→ **READING TEXT**:
** START **
- Film poster
- Directed by: Umesh Vinayak Kulkarni
- Screenplay by: Girish Kulkarni Satee Bhave
- Starring: Madan Deodhar Alok Rajwade Mohan Agashe Sulabha Deshpande Jyoti Subhash parna pethe
- Cinematography: Sudheer Palsane
- Edited by: Neeraj Voralia
- Production company: Amitabh Bachchan Corporation
- Release date: 9 October 2009 (PIFF);
- Running time: 135 minutes
- Country: India
- Language: Marathi

= Vihir =

Vihir (English: The well) is a 2009 Marathi film directed by Umesh Vinayak Kulkarni (an alumnus of the Film and Television Institute of India) which was released on 5 March 2010 and was featured in Berlin film festival and Rotterdam International Film Festival 2010, the Netherlands.

This is Amitabh Bachchan Corporation's first Marathi film.

==Plot==
Vihir is a story of two adolescent boys Sameer and Nachiket (cousins, who are best friends) who struggle with their unconventional outlooks on life and family. They write to each other telling each other about their doings and happenings in life. They get to meet after a long time as Sameer with his mother and sister visit Nachiket's village for a family wedding.

Sameer and Nachiket both observe people in the house and try to understand their behaviour as they are not used to complexity of family relationships. Meanwhile, Sameer finds Nachiket's lonely and cut-off attitude towards the family quite strange and when he confronts Nachiket about it, Nachiket tells him about his outlook towards life which confuses Sameer even more. Both of them share interest in swimming in the well and playing hide and seek. While swimming in the well, Nachiket always uses a wooden support as he doesn't know how to swim while Sameer is going to represent his school in swimming competition.

With swimming trials scheduled, Sameer has to leave for his home. When he returns after two days, he learns that Nachiket drowned in the well. Sameer, appalled at the sudden death of his best friend, is unable to accept Nachiket's death and then starts his journey in search of truth. Deep inside, he believes that Nachiket has hidden himself somewhere, like he used to do when they played hide and seek; and wants Sameer to seek him.
** END **
→ **PROMPT 1**:
Copy the rows word for word, starting at the first row and ending with the row that contains "239, 289, 254]".

(Layout element entries)
** START **
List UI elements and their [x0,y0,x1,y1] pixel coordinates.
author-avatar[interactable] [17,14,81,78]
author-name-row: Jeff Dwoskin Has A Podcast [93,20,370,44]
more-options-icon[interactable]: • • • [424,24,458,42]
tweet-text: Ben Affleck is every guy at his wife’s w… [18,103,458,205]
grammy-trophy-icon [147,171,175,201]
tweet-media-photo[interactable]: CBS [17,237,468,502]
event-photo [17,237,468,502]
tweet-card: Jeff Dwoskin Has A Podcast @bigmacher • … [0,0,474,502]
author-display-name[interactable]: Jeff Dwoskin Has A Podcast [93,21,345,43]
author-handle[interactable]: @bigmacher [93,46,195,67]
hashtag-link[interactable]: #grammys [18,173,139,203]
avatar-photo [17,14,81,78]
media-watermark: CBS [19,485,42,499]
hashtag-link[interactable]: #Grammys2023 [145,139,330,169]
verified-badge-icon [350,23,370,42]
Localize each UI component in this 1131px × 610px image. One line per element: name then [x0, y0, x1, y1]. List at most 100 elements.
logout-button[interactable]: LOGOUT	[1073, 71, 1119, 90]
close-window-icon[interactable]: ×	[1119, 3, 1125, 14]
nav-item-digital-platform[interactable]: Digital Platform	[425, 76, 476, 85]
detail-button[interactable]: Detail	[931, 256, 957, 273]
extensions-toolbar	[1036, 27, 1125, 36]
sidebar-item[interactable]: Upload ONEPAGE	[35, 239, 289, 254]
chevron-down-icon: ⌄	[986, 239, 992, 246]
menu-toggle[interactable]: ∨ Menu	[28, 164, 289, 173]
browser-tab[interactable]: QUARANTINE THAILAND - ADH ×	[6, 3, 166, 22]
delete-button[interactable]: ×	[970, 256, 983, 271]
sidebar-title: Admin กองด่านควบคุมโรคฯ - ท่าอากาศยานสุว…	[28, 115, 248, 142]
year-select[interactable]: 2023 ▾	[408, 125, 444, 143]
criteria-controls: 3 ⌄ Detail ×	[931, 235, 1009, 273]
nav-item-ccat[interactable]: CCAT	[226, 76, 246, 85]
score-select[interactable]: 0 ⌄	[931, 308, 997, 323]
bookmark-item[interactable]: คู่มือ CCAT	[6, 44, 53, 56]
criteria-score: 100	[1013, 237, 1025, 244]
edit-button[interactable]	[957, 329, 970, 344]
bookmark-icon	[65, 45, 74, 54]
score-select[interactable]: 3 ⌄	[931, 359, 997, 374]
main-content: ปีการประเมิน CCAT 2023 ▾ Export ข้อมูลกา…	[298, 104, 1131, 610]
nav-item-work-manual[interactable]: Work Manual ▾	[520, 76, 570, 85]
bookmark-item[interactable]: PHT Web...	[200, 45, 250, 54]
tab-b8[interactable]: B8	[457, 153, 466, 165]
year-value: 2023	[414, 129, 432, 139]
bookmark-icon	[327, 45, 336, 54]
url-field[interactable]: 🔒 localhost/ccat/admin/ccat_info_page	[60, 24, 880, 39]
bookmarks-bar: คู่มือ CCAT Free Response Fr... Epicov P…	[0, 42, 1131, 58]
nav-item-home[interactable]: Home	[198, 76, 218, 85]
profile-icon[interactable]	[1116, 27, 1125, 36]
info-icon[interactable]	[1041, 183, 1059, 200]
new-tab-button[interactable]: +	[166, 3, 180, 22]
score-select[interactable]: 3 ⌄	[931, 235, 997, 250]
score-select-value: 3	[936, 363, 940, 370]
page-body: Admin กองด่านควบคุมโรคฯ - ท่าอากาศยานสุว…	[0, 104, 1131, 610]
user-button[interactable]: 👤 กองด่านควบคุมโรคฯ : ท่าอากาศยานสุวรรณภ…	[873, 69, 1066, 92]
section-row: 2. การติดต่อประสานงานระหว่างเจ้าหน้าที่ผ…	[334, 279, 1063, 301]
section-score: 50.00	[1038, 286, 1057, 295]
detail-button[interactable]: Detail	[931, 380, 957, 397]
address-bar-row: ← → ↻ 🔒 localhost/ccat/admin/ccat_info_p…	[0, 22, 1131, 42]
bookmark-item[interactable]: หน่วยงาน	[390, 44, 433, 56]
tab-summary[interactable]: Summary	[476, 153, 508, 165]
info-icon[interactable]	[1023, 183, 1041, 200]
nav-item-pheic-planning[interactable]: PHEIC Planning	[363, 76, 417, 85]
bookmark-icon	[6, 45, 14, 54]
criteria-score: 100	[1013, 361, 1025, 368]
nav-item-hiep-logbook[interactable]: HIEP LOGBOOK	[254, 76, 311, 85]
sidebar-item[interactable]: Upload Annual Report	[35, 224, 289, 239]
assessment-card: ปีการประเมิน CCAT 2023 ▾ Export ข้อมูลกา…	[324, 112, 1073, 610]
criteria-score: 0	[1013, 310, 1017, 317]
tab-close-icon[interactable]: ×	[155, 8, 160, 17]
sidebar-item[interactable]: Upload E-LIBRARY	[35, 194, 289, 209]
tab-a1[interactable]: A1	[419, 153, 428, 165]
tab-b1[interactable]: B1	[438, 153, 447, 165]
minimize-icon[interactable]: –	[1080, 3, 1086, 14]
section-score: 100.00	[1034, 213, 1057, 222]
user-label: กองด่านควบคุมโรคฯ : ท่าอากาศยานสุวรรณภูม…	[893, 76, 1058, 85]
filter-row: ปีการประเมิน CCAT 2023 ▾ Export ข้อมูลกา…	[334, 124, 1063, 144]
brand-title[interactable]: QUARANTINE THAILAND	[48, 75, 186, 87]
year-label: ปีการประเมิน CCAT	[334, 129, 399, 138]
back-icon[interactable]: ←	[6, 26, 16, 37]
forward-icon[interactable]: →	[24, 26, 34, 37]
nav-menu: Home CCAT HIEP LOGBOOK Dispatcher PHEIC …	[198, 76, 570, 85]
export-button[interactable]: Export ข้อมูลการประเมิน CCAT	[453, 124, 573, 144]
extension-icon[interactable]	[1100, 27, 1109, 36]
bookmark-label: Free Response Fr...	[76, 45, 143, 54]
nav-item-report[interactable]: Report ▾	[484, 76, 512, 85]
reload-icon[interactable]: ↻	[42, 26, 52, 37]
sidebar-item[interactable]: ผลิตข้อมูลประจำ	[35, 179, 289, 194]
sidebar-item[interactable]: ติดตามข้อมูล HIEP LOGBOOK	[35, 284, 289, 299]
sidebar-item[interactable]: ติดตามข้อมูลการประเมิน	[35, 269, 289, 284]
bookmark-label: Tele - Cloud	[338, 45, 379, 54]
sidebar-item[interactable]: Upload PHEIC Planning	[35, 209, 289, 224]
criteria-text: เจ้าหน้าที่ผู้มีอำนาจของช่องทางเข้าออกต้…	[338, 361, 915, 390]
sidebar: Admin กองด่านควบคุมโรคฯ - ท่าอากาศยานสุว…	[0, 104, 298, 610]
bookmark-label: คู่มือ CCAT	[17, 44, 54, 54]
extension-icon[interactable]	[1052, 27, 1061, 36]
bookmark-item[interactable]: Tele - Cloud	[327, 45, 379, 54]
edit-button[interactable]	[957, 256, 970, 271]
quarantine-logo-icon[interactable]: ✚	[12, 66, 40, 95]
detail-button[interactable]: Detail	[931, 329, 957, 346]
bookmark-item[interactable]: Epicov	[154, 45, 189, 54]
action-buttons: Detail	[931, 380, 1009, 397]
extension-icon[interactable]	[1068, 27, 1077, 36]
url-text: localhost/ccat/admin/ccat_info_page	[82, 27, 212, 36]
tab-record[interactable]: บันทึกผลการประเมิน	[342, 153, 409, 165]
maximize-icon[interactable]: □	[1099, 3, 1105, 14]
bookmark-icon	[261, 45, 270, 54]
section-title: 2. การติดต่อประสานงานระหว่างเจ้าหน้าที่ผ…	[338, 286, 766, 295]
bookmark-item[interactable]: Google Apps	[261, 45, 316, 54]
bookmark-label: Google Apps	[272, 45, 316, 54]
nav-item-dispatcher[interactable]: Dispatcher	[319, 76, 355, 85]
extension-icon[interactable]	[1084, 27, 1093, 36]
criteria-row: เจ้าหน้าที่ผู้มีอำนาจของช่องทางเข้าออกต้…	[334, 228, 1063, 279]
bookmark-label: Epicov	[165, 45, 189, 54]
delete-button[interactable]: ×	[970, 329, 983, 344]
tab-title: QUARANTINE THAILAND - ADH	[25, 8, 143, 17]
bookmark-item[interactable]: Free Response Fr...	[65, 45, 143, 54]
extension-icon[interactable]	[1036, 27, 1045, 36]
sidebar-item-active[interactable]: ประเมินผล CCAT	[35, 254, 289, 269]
** END **
→ **PROMPT 2**:
Reproduce the Vihir article word for word from "With swimming trials" to "to seek him.".

→ **CORRECT RESULT 1**:
List UI elements and their [x0,y0,x1,y1] pixel coordinates.
author-avatar[interactable] [17,14,81,78]
author-name-row: Jeff Dwoskin Has A Podcast [93,20,370,44]
more-options-icon[interactable]: • • • [424,24,458,42]
tweet-text: Ben Affleck is every guy at his wife’s w… [18,103,458,205]
grammy-trophy-icon [147,171,175,201]
tweet-media-photo[interactable]: CBS [17,237,468,502]
event-photo [17,237,468,502]
tweet-card: Jeff Dwoskin Has A Podcast @bigmacher • … [0,0,474,502]
author-display-name[interactable]: Jeff Dwoskin Has A Podcast [93,21,345,43]
author-handle[interactable]: @bigmacher [93,46,195,67]
hashtag-link[interactable]: #grammys [18,173,139,203]
avatar-photo [17,14,81,78]
media-watermark: CBS [19,485,42,499]
hashtag-link[interactable]: #Grammys2023 [145,139,330,169]
verified-badge-icon [350,23,370,42]
Localize each UI component in this 1131px × 610px image. One line per element: name then [x0, y0, x1, y1]. List at most 100 elements.
logout-button[interactable]: LOGOUT	[1073, 71, 1119, 90]
close-window-icon[interactable]: ×	[1119, 3, 1125, 14]
nav-item-digital-platform[interactable]: Digital Platform	[425, 76, 476, 85]
detail-button[interactable]: Detail	[931, 256, 957, 273]
extensions-toolbar	[1036, 27, 1125, 36]
sidebar-item[interactable]: Upload ONEPAGE	[35, 239, 289, 254]

→ **CORRECT RESULT 2**:
With swimming trials scheduled, Sameer has to leave for his home. When he returns after two days, he learns that Nachiket drowned in the well. Sameer, appalled at the sudden death of his best friend, is unable to accept Nachiket's death and then starts his journey in search of truth. Deep inside, he believes that Nachiket has hidden himself somewhere, like he used to do when they played hide and seek; and wants Sameer to seek him.